**Description of the task**
Keep every character as it is and output all of the records.

[Data excerpts]
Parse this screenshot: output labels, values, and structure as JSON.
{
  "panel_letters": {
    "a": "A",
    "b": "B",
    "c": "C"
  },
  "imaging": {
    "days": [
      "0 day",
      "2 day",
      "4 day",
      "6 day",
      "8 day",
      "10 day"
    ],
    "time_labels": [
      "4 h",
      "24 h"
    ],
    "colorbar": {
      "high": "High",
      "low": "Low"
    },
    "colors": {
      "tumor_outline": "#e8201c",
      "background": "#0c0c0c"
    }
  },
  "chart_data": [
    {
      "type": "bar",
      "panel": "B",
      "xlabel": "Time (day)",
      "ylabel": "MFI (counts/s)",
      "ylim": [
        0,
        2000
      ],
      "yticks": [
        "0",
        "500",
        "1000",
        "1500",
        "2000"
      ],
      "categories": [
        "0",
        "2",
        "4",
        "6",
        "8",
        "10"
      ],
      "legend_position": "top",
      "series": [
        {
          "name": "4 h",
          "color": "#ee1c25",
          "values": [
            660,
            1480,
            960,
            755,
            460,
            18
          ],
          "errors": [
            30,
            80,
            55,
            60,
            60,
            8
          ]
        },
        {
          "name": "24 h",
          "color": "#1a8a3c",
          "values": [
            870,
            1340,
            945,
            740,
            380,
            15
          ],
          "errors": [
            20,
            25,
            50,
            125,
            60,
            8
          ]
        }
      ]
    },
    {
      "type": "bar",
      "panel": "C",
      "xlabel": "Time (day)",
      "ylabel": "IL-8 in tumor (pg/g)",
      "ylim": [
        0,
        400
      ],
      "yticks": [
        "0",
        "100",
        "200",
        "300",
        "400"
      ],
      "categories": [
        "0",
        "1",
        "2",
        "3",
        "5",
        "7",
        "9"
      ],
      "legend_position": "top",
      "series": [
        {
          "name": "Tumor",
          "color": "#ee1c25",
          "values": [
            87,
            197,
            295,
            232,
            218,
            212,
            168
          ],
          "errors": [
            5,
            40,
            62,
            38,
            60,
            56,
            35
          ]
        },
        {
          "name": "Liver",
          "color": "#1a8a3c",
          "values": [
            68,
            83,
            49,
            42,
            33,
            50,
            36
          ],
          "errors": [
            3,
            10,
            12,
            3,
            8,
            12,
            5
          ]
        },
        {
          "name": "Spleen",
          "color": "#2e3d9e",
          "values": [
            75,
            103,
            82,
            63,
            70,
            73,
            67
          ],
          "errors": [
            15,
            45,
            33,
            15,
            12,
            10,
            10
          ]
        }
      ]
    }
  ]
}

**Task response**
Parse this screenshot: output labels, values, and structure as JSON.
{
  "panel_letters": {
    "a": "A",
    "b": "B",
    "c": "C"
  },
  "imaging": {
    "days": [
      "0 day",
      "2 day",
      "4 day",
      "6 day",
      "8 day",
      "10 day"
    ],
    "time_labels": [
      "4 h",
      "24 h"
    ],
    "colorbar": {
      "high": "High",
      "low": "Low"
    },
    "colors": {
      "tumor_outline": "#e8201c",
      "background": "#0c0c0c"
    }
  },
  "chart_data": [
    {
      "type": "bar",
      "panel": "B",
      "xlabel": "Time (day)",
      "ylabel": "MFI (counts/s)",
      "ylim": [
        0,
        2000
      ],
      "yticks": [
        "0",
        "500",
        "1000",
        "1500",
        "2000"
      ],
      "categories": [
        "0",
        "2",
        "4",
        "6",
        "8",
        "10"
      ],
      "legend_position": "top",
      "series": [
        {
          "name": "4 h",
          "color": "#ee1c25",
          "values": [
            660,
            1480,
            960,
            755,
            460,
            18
          ],
          "errors": [
            30,
            80,
            55,
            60,
            60,
            8
          ]
        },
        {
          "name": "24 h",
          "color": "#1a8a3c",
          "values": [
            870,
            1340,
            945,
            740,
            380,
            15
          ],
          "errors": [
            20,
            25,
            50,
            125,
            60,
            8
          ]
        }
      ]
    },
    {
      "type": "bar",
      "panel": "C",
      "xlabel": "Time (day)",
      "ylabel": "IL-8 in tumor (pg/g)",
      "ylim": [
        0,
        400
      ],
      "yticks": [
        "0",
        "100",
        "200",
        "300",
        "400"
      ],
      "categories": [
        "0",
        "1",
        "2",
        "3",
        "5",
        "7",
        "9"
      ],
      "legend_position": "top",
      "series": [
        {
          "name": "Tumor",
          "color": "#ee1c25",
          "values": [
            87,
            197,
            295,
            232,
            218,
            212,
            168
          ],
          "errors": [
            5,
            40,
            62,
            38,
            60,
            56,
            35
          ]
        },
        {
          "name": "Liver",
          "color": "#1a8a3c",
          "values": [
            68,
            83,
            49,
            42,
            33,
            50,
            36
          ],
          "errors": [
            3,
            10,
            12,
            3,
            8,
            12,
            5
          ]
        },
        {
          "name": "Spleen",
          "color": "#2e3d9e",
          "values": [
            75,
            103,
            82,
            63,
            70,
            73,
            67
          ],
          "errors": [
            15,
            45,
            33,
            15,
            12,
            10,
            10
          ]
        }
      ]
    }
  ]
}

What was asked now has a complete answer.